OBJECTIVE:
Search the records below for the word "note" and show every line where it occurs.
* Start *
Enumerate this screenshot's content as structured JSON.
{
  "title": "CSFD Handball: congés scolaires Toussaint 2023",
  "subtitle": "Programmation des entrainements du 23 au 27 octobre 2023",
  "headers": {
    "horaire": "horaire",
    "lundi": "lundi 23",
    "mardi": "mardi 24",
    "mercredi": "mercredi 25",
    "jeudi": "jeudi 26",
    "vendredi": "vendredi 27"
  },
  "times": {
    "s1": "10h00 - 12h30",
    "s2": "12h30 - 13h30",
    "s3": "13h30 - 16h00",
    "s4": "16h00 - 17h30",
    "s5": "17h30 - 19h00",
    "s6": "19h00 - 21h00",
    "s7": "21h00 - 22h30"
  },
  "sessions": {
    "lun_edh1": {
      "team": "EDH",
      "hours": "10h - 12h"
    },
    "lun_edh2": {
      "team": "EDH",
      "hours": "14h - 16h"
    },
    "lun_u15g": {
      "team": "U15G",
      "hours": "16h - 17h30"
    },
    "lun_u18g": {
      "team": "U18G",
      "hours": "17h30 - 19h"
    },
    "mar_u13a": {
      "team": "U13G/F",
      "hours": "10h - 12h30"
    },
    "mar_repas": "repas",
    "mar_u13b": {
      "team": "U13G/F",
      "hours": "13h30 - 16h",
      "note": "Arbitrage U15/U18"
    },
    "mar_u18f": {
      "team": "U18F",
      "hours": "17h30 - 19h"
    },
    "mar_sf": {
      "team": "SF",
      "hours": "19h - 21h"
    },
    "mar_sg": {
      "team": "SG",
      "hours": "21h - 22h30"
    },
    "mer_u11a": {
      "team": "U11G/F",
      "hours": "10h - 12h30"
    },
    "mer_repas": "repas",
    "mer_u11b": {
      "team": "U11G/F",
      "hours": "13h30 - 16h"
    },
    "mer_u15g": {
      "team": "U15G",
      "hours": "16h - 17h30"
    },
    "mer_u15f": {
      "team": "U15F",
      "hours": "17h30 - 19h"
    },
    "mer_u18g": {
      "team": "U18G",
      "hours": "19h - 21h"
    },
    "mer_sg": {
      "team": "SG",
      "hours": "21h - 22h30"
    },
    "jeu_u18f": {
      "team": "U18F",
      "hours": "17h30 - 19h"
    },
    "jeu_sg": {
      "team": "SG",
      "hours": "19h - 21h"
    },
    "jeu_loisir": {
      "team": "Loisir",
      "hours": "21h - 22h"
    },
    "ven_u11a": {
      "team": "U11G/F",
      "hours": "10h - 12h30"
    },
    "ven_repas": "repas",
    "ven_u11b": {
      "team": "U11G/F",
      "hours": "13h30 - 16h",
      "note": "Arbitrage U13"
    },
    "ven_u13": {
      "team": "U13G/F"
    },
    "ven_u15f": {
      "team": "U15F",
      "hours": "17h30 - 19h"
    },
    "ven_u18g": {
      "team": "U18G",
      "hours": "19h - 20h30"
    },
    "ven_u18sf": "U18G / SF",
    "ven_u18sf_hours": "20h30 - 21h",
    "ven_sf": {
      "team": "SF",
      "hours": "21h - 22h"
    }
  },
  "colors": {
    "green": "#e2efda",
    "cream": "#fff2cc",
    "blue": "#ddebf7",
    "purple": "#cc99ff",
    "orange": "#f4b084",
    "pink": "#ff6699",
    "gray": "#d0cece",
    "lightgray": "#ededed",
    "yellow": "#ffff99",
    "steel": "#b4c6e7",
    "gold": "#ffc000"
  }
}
* End *
EXERCISE ANSWER:
      "note": "Arbitrage U15/U18"
      "note": "Arbitrage U13"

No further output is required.